(Instructions for the task): Copy out exactly every line from the line containing "What's the underlying" until the records below end, inclusive of both boundary lines.

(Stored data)
○ ○ ○ ○ ○ ○ ○

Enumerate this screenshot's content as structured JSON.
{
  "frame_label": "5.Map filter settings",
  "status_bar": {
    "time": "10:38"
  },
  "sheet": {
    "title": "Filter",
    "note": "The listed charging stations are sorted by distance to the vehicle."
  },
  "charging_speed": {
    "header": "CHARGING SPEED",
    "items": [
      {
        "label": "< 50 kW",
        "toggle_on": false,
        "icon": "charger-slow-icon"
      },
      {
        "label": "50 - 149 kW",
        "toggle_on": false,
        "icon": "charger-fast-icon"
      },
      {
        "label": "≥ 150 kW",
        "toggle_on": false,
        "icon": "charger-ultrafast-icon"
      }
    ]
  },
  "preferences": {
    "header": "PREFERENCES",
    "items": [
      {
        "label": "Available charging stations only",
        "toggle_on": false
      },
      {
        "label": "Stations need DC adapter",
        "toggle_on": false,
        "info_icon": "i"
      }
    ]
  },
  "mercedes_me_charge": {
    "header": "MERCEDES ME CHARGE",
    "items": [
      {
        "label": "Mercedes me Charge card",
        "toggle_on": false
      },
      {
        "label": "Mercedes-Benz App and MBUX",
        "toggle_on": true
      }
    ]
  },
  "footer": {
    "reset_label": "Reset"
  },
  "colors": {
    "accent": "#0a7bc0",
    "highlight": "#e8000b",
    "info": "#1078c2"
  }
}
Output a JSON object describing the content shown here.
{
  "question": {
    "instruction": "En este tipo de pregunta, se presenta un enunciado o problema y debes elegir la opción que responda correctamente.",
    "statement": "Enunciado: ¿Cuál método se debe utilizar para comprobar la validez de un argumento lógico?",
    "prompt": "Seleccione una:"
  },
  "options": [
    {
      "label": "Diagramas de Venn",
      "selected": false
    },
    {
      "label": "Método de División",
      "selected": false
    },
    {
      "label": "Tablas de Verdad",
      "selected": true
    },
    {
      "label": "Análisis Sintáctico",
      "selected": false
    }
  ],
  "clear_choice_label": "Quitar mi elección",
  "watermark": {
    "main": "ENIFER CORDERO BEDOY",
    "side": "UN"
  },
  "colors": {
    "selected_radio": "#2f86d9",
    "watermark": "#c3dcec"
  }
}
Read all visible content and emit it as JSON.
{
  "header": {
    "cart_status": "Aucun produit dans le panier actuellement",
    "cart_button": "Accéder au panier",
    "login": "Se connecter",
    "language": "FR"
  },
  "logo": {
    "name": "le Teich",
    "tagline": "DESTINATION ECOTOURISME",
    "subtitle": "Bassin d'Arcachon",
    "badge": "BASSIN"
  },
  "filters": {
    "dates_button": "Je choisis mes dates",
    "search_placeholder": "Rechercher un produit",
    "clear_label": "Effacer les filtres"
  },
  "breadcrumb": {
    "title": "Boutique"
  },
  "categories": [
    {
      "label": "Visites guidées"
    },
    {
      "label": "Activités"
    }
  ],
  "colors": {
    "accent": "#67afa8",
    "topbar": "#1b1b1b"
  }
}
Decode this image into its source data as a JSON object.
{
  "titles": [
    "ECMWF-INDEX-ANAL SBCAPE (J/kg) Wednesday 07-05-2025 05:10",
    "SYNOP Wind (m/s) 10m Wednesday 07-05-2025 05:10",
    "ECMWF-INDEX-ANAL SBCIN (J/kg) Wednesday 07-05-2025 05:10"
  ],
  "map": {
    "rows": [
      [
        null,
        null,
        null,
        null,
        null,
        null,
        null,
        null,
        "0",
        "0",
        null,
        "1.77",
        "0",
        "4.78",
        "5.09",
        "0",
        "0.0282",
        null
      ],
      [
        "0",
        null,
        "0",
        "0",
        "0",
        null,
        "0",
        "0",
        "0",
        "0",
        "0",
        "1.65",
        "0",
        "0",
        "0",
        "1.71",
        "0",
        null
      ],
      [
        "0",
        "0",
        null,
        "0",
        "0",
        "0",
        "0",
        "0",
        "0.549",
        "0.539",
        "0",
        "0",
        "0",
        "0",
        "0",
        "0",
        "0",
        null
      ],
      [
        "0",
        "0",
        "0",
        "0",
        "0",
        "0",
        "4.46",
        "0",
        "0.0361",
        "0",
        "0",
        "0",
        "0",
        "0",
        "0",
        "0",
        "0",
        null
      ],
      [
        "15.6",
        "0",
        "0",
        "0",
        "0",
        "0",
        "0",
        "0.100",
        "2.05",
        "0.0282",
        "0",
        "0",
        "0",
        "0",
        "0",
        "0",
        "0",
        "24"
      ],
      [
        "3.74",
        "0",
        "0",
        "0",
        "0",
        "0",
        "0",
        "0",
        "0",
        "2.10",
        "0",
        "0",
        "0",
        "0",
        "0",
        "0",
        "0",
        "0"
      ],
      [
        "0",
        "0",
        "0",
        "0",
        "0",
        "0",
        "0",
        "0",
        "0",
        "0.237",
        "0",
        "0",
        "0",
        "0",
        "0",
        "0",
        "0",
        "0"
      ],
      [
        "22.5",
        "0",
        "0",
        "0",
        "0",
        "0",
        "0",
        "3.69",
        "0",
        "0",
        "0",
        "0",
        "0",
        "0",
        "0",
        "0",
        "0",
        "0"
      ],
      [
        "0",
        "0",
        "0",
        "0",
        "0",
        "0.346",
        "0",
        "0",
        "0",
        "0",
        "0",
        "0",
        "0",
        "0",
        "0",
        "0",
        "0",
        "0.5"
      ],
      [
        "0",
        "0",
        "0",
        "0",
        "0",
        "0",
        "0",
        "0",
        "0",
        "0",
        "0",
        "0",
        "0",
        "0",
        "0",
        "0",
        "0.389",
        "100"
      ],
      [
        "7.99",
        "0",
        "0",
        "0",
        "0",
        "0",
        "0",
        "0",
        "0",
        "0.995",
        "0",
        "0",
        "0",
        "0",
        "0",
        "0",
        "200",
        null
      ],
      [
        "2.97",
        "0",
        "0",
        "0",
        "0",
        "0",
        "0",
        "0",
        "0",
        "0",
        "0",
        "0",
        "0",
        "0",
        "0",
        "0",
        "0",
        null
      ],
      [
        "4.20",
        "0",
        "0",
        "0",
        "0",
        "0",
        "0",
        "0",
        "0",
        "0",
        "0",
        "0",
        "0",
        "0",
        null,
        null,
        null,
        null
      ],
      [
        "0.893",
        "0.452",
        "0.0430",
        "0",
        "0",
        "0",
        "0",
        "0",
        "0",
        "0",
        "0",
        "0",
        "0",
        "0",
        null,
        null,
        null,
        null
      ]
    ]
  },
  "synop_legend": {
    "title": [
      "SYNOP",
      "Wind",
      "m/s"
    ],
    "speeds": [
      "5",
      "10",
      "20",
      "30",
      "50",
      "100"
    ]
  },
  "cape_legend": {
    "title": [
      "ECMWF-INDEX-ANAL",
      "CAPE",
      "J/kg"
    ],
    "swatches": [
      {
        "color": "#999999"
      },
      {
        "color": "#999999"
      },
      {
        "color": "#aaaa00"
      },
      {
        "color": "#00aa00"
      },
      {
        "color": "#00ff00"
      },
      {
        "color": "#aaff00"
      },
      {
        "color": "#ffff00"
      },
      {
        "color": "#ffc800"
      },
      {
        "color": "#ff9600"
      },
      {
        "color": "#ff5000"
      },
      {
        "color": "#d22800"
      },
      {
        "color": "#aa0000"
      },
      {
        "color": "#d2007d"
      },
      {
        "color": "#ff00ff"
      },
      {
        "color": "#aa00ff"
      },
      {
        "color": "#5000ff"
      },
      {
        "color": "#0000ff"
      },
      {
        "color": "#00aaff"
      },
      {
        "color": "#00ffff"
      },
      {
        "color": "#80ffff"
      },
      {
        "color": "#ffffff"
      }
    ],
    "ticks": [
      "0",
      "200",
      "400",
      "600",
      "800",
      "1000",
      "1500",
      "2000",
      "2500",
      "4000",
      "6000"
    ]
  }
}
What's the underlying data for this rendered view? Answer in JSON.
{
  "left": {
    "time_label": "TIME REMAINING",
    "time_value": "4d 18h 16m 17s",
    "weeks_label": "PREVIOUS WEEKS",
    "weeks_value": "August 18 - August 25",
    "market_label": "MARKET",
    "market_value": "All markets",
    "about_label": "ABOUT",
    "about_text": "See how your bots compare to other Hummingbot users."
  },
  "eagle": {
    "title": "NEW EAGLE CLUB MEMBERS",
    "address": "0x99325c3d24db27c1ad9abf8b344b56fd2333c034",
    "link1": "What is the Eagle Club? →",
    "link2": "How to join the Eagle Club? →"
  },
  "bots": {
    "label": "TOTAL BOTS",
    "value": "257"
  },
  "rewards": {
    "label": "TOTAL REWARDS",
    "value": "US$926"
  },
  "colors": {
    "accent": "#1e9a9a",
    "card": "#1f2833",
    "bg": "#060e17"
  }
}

○ ○ ○ ○ ○ ○ ○

(Solution):
What's the underlying data for this rendered view? Answer in JSON.
{
  "left": {
    "time_label": "TIME REMAINING",
    "time_value": "4d 18h 16m 17s",
    "weeks_label": "PREVIOUS WEEKS",
    "weeks_value": "August 18 - August 25",
    "market_label": "MARKET",
    "market_value": "All markets",
    "about_label": "ABOUT",
    "about_text": "See how your bots compare to other Hummingbot users."
  },
  "eagle": {
    "title": "NEW EAGLE CLUB MEMBERS",
    "address": "0x99325c3d24db27c1ad9abf8b344b56fd2333c034",
    "link1": "What is the Eagle Club? →",
    "link2": "How to join the Eagle Club? →"
  },
  "bots": {
    "label": "TOTAL BOTS",
    "value": "257"
  },
  "rewards": {
    "label": "TOTAL REWARDS",
    "value": "US$926"
  },
  "colors": {
    "accent": "#1e9a9a",
    "card": "#1f2833",
    "bg": "#060e17"
  }
}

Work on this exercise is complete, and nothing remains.